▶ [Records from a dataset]
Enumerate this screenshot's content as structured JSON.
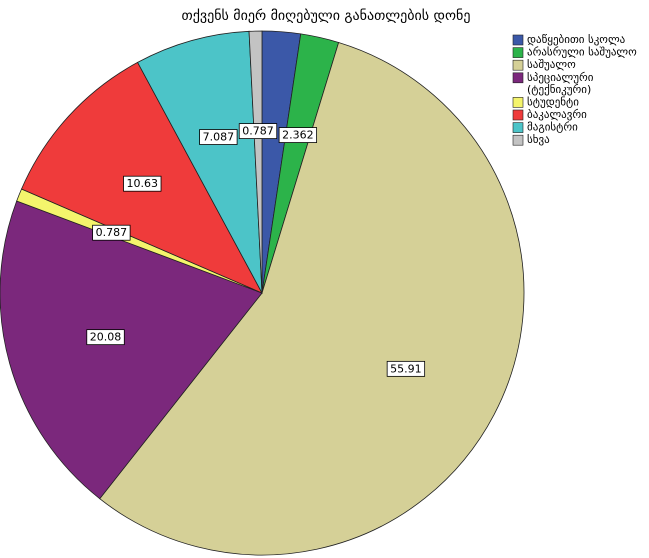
{
  "chart_data": {
    "type": "pie",
    "title": "თქვენს მიერ მიღებული განათლების დონე",
    "categories": [
      "დაწყებითი სკოლა",
      "არასრული საშუალო",
      "საშუალო",
      "სპეციალური (ტექნიკური)",
      "სტუდენტი",
      "ბაკალავრი",
      "მაგისტრი",
      "სხვა"
    ],
    "values": [
      2.362,
      2.362,
      55.91,
      20.08,
      0.787,
      10.63,
      7.087,
      0.787
    ],
    "value_labels": [
      null,
      "2.362",
      "55.91",
      "20.08",
      "0.787",
      "10.63",
      "7.087",
      "0.787"
    ],
    "colors": [
      "#3b58a8",
      "#2cb34a",
      "#d5d097",
      "#7b287c",
      "#f4f46c",
      "#ef3b3b",
      "#4cc4c8",
      "#c3c3c3"
    ],
    "legend": "right"
  }
}
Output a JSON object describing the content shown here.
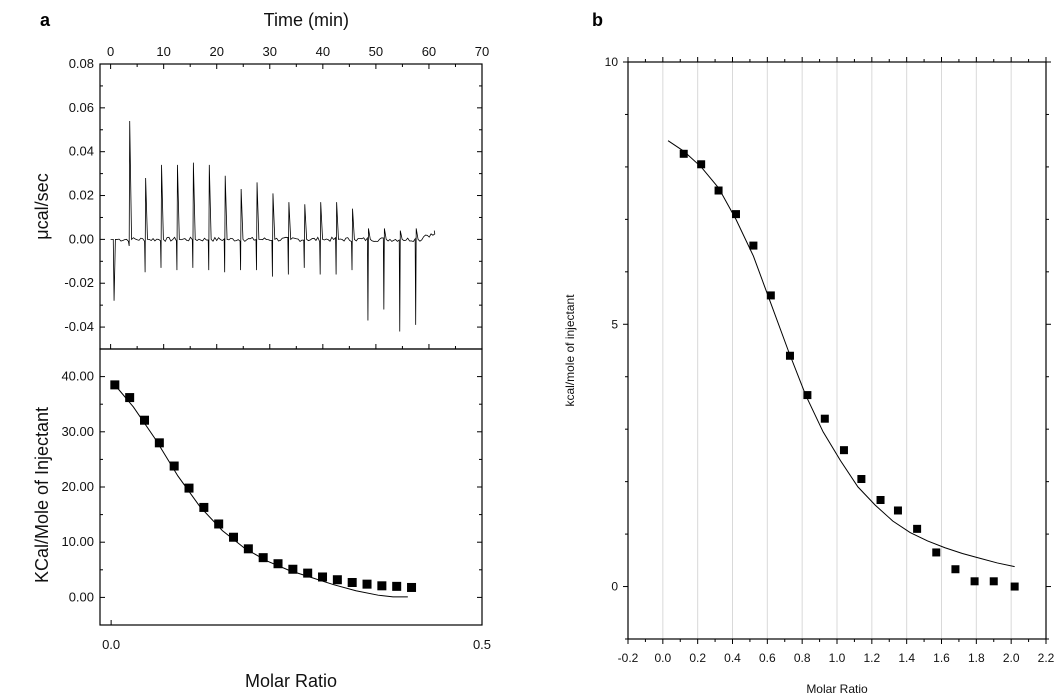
{
  "chart_data": [
    {
      "panel": "a",
      "type": "line",
      "xlabel": "Time (min)",
      "ylabel": "μcal/sec",
      "xlim": [
        -2,
        70
      ],
      "ylim": [
        -0.05,
        0.08
      ],
      "xticks": [
        0,
        10,
        20,
        30,
        40,
        50,
        60,
        70
      ],
      "yticks": [
        -0.04,
        -0.02,
        0.0,
        0.02,
        0.04,
        0.06,
        0.08
      ],
      "ytick_labels": [
        "-0.04",
        "-0.02",
        "0.00",
        "0.02",
        "0.04",
        "0.06",
        "0.08"
      ],
      "injections": [
        {
          "t": 3.5,
          "up": 0.054,
          "down": -0.003
        },
        {
          "t": 6.5,
          "up": 0.028,
          "down": -0.015
        },
        {
          "t": 9.5,
          "up": 0.034,
          "down": -0.013
        },
        {
          "t": 12.5,
          "up": 0.034,
          "down": -0.014
        },
        {
          "t": 15.5,
          "up": 0.035,
          "down": -0.013
        },
        {
          "t": 18.5,
          "up": 0.034,
          "down": -0.014
        },
        {
          "t": 21.5,
          "up": 0.029,
          "down": -0.015
        },
        {
          "t": 24.5,
          "up": 0.023,
          "down": -0.014
        },
        {
          "t": 27.5,
          "up": 0.026,
          "down": -0.014
        },
        {
          "t": 30.5,
          "up": 0.021,
          "down": -0.017
        },
        {
          "t": 33.5,
          "up": 0.017,
          "down": -0.016
        },
        {
          "t": 36.5,
          "up": 0.016,
          "down": -0.013
        },
        {
          "t": 39.5,
          "up": 0.017,
          "down": -0.016
        },
        {
          "t": 42.5,
          "up": 0.017,
          "down": -0.016
        },
        {
          "t": 45.5,
          "up": 0.014,
          "down": -0.014
        },
        {
          "t": 48.5,
          "up": 0.005,
          "down": -0.037
        },
        {
          "t": 51.5,
          "up": 0.005,
          "down": -0.032
        },
        {
          "t": 54.5,
          "up": 0.004,
          "down": -0.042
        },
        {
          "t": 57.5,
          "up": 0.005,
          "down": -0.039
        }
      ],
      "initial_spike": {
        "t": 0.5,
        "down": -0.028
      },
      "baseline_end_t": 61
    },
    {
      "panel": "a",
      "type": "scatter",
      "xlabel": "Molar Ratio",
      "ylabel": "KCal/Mole of Injectant",
      "xlim": [
        -0.015,
        0.5
      ],
      "ylim": [
        -5,
        45
      ],
      "xticks": [
        0.0,
        0.5
      ],
      "xtick_labels": [
        "0.0",
        "0.5"
      ],
      "yticks": [
        0,
        10,
        20,
        30,
        40
      ],
      "ytick_labels": [
        "0.00",
        "10.00",
        "20.00",
        "30.00",
        "40.00"
      ],
      "points": {
        "x": [
          0.005,
          0.025,
          0.045,
          0.065,
          0.085,
          0.105,
          0.125,
          0.145,
          0.165,
          0.185,
          0.205,
          0.225,
          0.245,
          0.265,
          0.285,
          0.305,
          0.325,
          0.345,
          0.365,
          0.385,
          0.405
        ],
        "y": [
          38.5,
          36.2,
          32.1,
          28.0,
          23.8,
          19.8,
          16.3,
          13.3,
          10.9,
          8.8,
          7.2,
          6.1,
          5.1,
          4.4,
          3.7,
          3.2,
          2.7,
          2.4,
          2.1,
          2.0,
          1.8
        ]
      },
      "fit": {
        "x": [
          0.005,
          0.03,
          0.06,
          0.09,
          0.12,
          0.15,
          0.18,
          0.21,
          0.24,
          0.27,
          0.3,
          0.33,
          0.36,
          0.38,
          0.4
        ],
        "y": [
          38.5,
          34.5,
          28.6,
          22.0,
          16.4,
          12.1,
          8.9,
          6.6,
          4.9,
          3.6,
          2.3,
          1.2,
          0.4,
          0.1,
          0.1
        ]
      }
    },
    {
      "panel": "b",
      "type": "scatter",
      "xlabel": "Molar Ratio",
      "ylabel": "kcal/mole of injectant",
      "xlim": [
        -0.2,
        2.2
      ],
      "ylim": [
        -1,
        10
      ],
      "xticks": [
        -0.2,
        0.0,
        0.2,
        0.4,
        0.6,
        0.8,
        1.0,
        1.2,
        1.4,
        1.6,
        1.8,
        2.0,
        2.2
      ],
      "xtick_labels": [
        "-0.2",
        "0.0",
        "0.2",
        "0.4",
        "0.6",
        "0.8",
        "1.0",
        "1.2",
        "1.4",
        "1.6",
        "1.8",
        "2.0",
        "2.2"
      ],
      "yticks": [
        0,
        5,
        10
      ],
      "ytick_labels": [
        "0",
        "5",
        "10"
      ],
      "grid": "vertical",
      "points": {
        "x": [
          0.12,
          0.22,
          0.32,
          0.42,
          0.52,
          0.62,
          0.73,
          0.83,
          0.93,
          1.04,
          1.14,
          1.25,
          1.35,
          1.46,
          1.57,
          1.68,
          1.79,
          1.9,
          2.02
        ],
        "y": [
          8.25,
          8.05,
          7.55,
          7.1,
          6.5,
          5.55,
          4.4,
          3.65,
          3.2,
          2.6,
          2.05,
          1.65,
          1.45,
          1.1,
          0.65,
          0.33,
          0.1,
          0.1,
          0.0
        ]
      },
      "fit": {
        "x": [
          0.03,
          0.12,
          0.22,
          0.32,
          0.42,
          0.52,
          0.62,
          0.72,
          0.82,
          0.92,
          1.02,
          1.12,
          1.22,
          1.32,
          1.42,
          1.52,
          1.62,
          1.72,
          1.82,
          1.92,
          2.02
        ],
        "y": [
          8.5,
          8.3,
          8.0,
          7.6,
          7.0,
          6.3,
          5.4,
          4.5,
          3.65,
          2.95,
          2.4,
          1.9,
          1.55,
          1.25,
          1.03,
          0.87,
          0.74,
          0.63,
          0.54,
          0.45,
          0.38
        ]
      }
    }
  ],
  "panel_labels": [
    "a",
    "b"
  ]
}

▶ [Aim]
All the material shown above is to be copied exactly, with no pictures carried over.

▶ [Problem solution]
Enumerate this screenshot's content as structured JSON.
{
  "chart_data": {
    "type": "pie",
    "title": "თქვენს მიერ მიღებული განათლების დონე",
    "categories": [
      "დაწყებითი სკოლა",
      "არასრული საშუალო",
      "საშუალო",
      "სპეციალური (ტექნიკური)",
      "სტუდენტი",
      "ბაკალავრი",
      "მაგისტრი",
      "სხვა"
    ],
    "values": [
      2.362,
      2.362,
      55.91,
      20.08,
      0.787,
      10.63,
      7.087,
      0.787
    ],
    "value_labels": [
      null,
      "2.362",
      "55.91",
      "20.08",
      "0.787",
      "10.63",
      "7.087",
      "0.787"
    ],
    "colors": [
      "#3b58a8",
      "#2cb34a",
      "#d5d097",
      "#7b287c",
      "#f4f46c",
      "#ef3b3b",
      "#4cc4c8",
      "#c3c3c3"
    ],
    "legend": "right"
  }
}
Output a JSON object describing the content shown here.
{
  "chart_data": [
    {
      "panel": "a",
      "type": "line",
      "xlabel": "Time (min)",
      "ylabel": "μcal/sec",
      "xlim": [
        -2,
        70
      ],
      "ylim": [
        -0.05,
        0.08
      ],
      "xticks": [
        0,
        10,
        20,
        30,
        40,
        50,
        60,
        70
      ],
      "yticks": [
        -0.04,
        -0.02,
        0.0,
        0.02,
        0.04,
        0.06,
        0.08
      ],
      "ytick_labels": [
        "-0.04",
        "-0.02",
        "0.00",
        "0.02",
        "0.04",
        "0.06",
        "0.08"
      ],
      "injections": [
        {
          "t": 3.5,
          "up": 0.054,
          "down": -0.003
        },
        {
          "t": 6.5,
          "up": 0.028,
          "down": -0.015
        },
        {
          "t": 9.5,
          "up": 0.034,
          "down": -0.013
        },
        {
          "t": 12.5,
          "up": 0.034,
          "down": -0.014
        },
        {
          "t": 15.5,
          "up": 0.035,
          "down": -0.013
        },
        {
          "t": 18.5,
          "up": 0.034,
          "down": -0.014
        },
        {
          "t": 21.5,
          "up": 0.029,
          "down": -0.015
        },
        {
          "t": 24.5,
          "up": 0.023,
          "down": -0.014
        },
        {
          "t": 27.5,
          "up": 0.026,
          "down": -0.014
        },
        {
          "t": 30.5,
          "up": 0.021,
          "down": -0.017
        },
        {
          "t": 33.5,
          "up": 0.017,
          "down": -0.016
        },
        {
          "t": 36.5,
          "up": 0.016,
          "down": -0.013
        },
        {
          "t": 39.5,
          "up": 0.017,
          "down": -0.016
        },
        {
          "t": 42.5,
          "up": 0.017,
          "down": -0.016
        },
        {
          "t": 45.5,
          "up": 0.014,
          "down": -0.014
        },
        {
          "t": 48.5,
          "up": 0.005,
          "down": -0.037
        },
        {
          "t": 51.5,
          "up": 0.005,
          "down": -0.032
        },
        {
          "t": 54.5,
          "up": 0.004,
          "down": -0.042
        },
        {
          "t": 57.5,
          "up": 0.005,
          "down": -0.039
        }
      ],
      "initial_spike": {
        "t": 0.5,
        "down": -0.028
      },
      "baseline_end_t": 61
    },
    {
      "panel": "a",
      "type": "scatter",
      "xlabel": "Molar Ratio",
      "ylabel": "KCal/Mole of Injectant",
      "xlim": [
        -0.015,
        0.5
      ],
      "ylim": [
        -5,
        45
      ],
      "xticks": [
        0.0,
        0.5
      ],
      "xtick_labels": [
        "0.0",
        "0.5"
      ],
      "yticks": [
        0,
        10,
        20,
        30,
        40
      ],
      "ytick_labels": [
        "0.00",
        "10.00",
        "20.00",
        "30.00",
        "40.00"
      ],
      "points": {
        "x": [
          0.005,
          0.025,
          0.045,
          0.065,
          0.085,
          0.105,
          0.125,
          0.145,
          0.165,
          0.185,
          0.205,
          0.225,
          0.245,
          0.265,
          0.285,
          0.305,
          0.325,
          0.345,
          0.365,
          0.385,
          0.405
        ],
        "y": [
          38.5,
          36.2,
          32.1,
          28.0,
          23.8,
          19.8,
          16.3,
          13.3,
          10.9,
          8.8,
          7.2,
          6.1,
          5.1,
          4.4,
          3.7,
          3.2,
          2.7,
          2.4,
          2.1,
          2.0,
          1.8
        ]
      },
      "fit": {
        "x": [
          0.005,
          0.03,
          0.06,
          0.09,
          0.12,
          0.15,
          0.18,
          0.21,
          0.24,
          0.27,
          0.3,
          0.33,
          0.36,
          0.38,
          0.4
        ],
        "y": [
          38.5,
          34.5,
          28.6,
          22.0,
          16.4,
          12.1,
          8.9,
          6.6,
          4.9,
          3.6,
          2.3,
          1.2,
          0.4,
          0.1,
          0.1
        ]
      }
    },
    {
      "panel": "b",
      "type": "scatter",
      "xlabel": "Molar Ratio",
      "ylabel": "kcal/mole of injectant",
      "xlim": [
        -0.2,
        2.2
      ],
      "ylim": [
        -1,
        10
      ],
      "xticks": [
        -0.2,
        0.0,
        0.2,
        0.4,
        0.6,
        0.8,
        1.0,
        1.2,
        1.4,
        1.6,
        1.8,
        2.0,
        2.2
      ],
      "xtick_labels": [
        "-0.2",
        "0.0",
        "0.2",
        "0.4",
        "0.6",
        "0.8",
        "1.0",
        "1.2",
        "1.4",
        "1.6",
        "1.8",
        "2.0",
        "2.2"
      ],
      "yticks": [
        0,
        5,
        10
      ],
      "ytick_labels": [
        "0",
        "5",
        "10"
      ],
      "grid": "vertical",
      "points": {
        "x": [
          0.12,
          0.22,
          0.32,
          0.42,
          0.52,
          0.62,
          0.73,
          0.83,
          0.93,
          1.04,
          1.14,
          1.25,
          1.35,
          1.46,
          1.57,
          1.68,
          1.79,
          1.9,
          2.02
        ],
        "y": [
          8.25,
          8.05,
          7.55,
          7.1,
          6.5,
          5.55,
          4.4,
          3.65,
          3.2,
          2.6,
          2.05,
          1.65,
          1.45,
          1.1,
          0.65,
          0.33,
          0.1,
          0.1,
          0.0
        ]
      },
      "fit": {
        "x": [
          0.03,
          0.12,
          0.22,
          0.32,
          0.42,
          0.52,
          0.62,
          0.72,
          0.82,
          0.92,
          1.02,
          1.12,
          1.22,
          1.32,
          1.42,
          1.52,
          1.62,
          1.72,
          1.82,
          1.92,
          2.02
        ],
        "y": [
          8.5,
          8.3,
          8.0,
          7.6,
          7.0,
          6.3,
          5.4,
          4.5,
          3.65,
          2.95,
          2.4,
          1.9,
          1.55,
          1.25,
          1.03,
          0.87,
          0.74,
          0.63,
          0.54,
          0.45,
          0.38
        ]
      }
    }
  ],
  "panel_labels": [
    "a",
    "b"
  ]
}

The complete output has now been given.